▼

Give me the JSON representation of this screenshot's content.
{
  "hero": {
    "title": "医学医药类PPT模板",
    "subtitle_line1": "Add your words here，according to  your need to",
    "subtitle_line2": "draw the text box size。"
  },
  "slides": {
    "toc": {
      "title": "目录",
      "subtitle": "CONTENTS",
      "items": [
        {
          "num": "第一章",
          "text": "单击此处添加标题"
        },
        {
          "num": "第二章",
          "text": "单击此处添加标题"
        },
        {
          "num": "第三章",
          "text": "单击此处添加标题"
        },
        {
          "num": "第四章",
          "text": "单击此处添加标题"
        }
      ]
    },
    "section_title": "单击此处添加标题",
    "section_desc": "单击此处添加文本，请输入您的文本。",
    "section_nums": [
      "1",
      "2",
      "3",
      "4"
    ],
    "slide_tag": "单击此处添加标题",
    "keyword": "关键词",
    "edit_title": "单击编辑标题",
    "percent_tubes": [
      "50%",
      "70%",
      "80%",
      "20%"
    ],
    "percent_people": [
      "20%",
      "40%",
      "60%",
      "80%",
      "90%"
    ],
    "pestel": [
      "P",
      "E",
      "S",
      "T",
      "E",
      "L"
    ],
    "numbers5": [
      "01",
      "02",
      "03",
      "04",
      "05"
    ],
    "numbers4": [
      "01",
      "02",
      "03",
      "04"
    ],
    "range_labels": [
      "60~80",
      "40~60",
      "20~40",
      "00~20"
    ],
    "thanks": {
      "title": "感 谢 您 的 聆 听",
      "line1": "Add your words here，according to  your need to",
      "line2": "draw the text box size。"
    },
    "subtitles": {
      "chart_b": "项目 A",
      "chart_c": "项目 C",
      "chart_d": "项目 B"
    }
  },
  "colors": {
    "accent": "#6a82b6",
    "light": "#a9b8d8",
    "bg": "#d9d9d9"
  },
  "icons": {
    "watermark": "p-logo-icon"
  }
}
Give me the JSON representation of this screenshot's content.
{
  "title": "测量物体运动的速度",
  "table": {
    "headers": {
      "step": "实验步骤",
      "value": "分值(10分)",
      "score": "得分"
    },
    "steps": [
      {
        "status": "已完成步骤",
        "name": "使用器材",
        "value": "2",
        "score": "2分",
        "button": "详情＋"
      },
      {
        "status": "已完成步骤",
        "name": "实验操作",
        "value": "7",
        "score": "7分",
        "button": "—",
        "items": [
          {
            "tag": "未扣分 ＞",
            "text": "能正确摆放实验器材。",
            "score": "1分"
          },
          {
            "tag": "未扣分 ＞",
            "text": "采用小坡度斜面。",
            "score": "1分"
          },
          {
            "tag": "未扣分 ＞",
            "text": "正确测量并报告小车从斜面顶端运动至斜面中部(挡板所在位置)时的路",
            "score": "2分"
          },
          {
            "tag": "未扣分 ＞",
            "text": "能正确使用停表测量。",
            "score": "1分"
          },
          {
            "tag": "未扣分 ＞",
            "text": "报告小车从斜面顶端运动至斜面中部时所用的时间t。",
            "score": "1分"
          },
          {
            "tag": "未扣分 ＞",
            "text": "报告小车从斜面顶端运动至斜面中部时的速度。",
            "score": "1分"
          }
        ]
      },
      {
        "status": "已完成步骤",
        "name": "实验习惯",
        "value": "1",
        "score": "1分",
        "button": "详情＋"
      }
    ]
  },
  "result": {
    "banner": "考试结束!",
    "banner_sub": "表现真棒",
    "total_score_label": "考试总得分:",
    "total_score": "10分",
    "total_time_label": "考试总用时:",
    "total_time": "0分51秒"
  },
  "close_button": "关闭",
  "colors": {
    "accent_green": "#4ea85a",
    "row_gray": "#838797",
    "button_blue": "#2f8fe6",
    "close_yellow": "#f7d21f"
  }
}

▲

REQUIRED WORK: Reproduce the material verbatim, line by line.

FINAL ANSWER:
Give me the JSON representation of this screenshot's content.
{
  "hero": {
    "title": "医学医药类PPT模板",
    "subtitle_line1": "Add your words here，according to  your need to",
    "subtitle_line2": "draw the text box size。"
  },
  "slides": {
    "toc": {
      "title": "目录",
      "subtitle": "CONTENTS",
      "items": [
        {
          "num": "第一章",
          "text": "单击此处添加标题"
        },
        {
          "num": "第二章",
          "text": "单击此处添加标题"
        },
        {
          "num": "第三章",
          "text": "单击此处添加标题"
        },
        {
          "num": "第四章",
          "text": "单击此处添加标题"
        }
      ]
    },
    "section_title": "单击此处添加标题",
    "section_desc": "单击此处添加文本，请输入您的文本。",
    "section_nums": [
      "1",
      "2",
      "3",
      "4"
    ],
    "slide_tag": "单击此处添加标题",
    "keyword": "关键词",
    "edit_title": "单击编辑标题",
    "percent_tubes": [
      "50%",
      "70%",
      "80%",
      "20%"
    ],
    "percent_people": [
      "20%",
      "40%",
      "60%",
      "80%",
      "90%"
    ],
    "pestel": [
      "P",
      "E",
      "S",
      "T",
      "E",
      "L"
    ],
    "numbers5": [
      "01",
      "02",
      "03",
      "04",
      "05"
    ],
    "numbers4": [
      "01",
      "02",
      "03",
      "04"
    ],
    "range_labels": [
      "60~80",
      "40~60",
      "20~40",
      "00~20"
    ],
    "thanks": {
      "title": "感 谢 您 的 聆 听",
      "line1": "Add your words here，according to  your need to",
      "line2": "draw the text box size。"
    },
    "subtitles": {
      "chart_b": "项目 A",
      "chart_c": "项目 C",
      "chart_d": "项目 B"
    }
  },
  "colors": {
    "accent": "#6a82b6",
    "light": "#a9b8d8",
    "bg": "#d9d9d9"
  },
  "icons": {
    "watermark": "p-logo-icon"
  }
}
Give me the JSON representation of this screenshot's content.
{
  "title": "测量物体运动的速度",
  "table": {
    "headers": {
      "step": "实验步骤",
      "value": "分值(10分)",
      "score": "得分"
    },
    "steps": [
      {
        "status": "已完成步骤",
        "name": "使用器材",
        "value": "2",
        "score": "2分",
        "button": "详情＋"
      },
      {
        "status": "已完成步骤",
        "name": "实验操作",
        "value": "7",
        "score": "7分",
        "button": "—",
        "items": [
          {
            "tag": "未扣分 ＞",
            "text": "能正确摆放实验器材。",
            "score": "1分"
          },
          {
            "tag": "未扣分 ＞",
            "text": "采用小坡度斜面。",
            "score": "1分"
          },
          {
            "tag": "未扣分 ＞",
            "text": "正确测量并报告小车从斜面顶端运动至斜面中部(挡板所在位置)时的路",
            "score": "2分"
          },
          {
            "tag": "未扣分 ＞",
            "text": "能正确使用停表测量。",
            "score": "1分"
          },
          {
            "tag": "未扣分 ＞",
            "text": "报告小车从斜面顶端运动至斜面中部时所用的时间t。",
            "score": "1分"
          },
          {
            "tag": "未扣分 ＞",
            "text": "报告小车从斜面顶端运动至斜面中部时的速度。",
            "score": "1分"
          }
        ]
      },
      {
        "status": "已完成步骤",
        "name": "实验习惯",
        "value": "1",
        "score": "1分",
        "button": "详情＋"
      }
    ]
  },
  "result": {
    "banner": "考试结束!",
    "banner_sub": "表现真棒",
    "total_score_label": "考试总得分:",
    "total_score": "10分",
    "total_time_label": "考试总用时:",
    "total_time": "0分51秒"
  },
  "close_button": "关闭",
  "colors": {
    "accent_green": "#4ea85a",
    "row_gray": "#838797",
    "button_blue": "#2f8fe6",
    "close_yellow": "#f7d21f"
  }
}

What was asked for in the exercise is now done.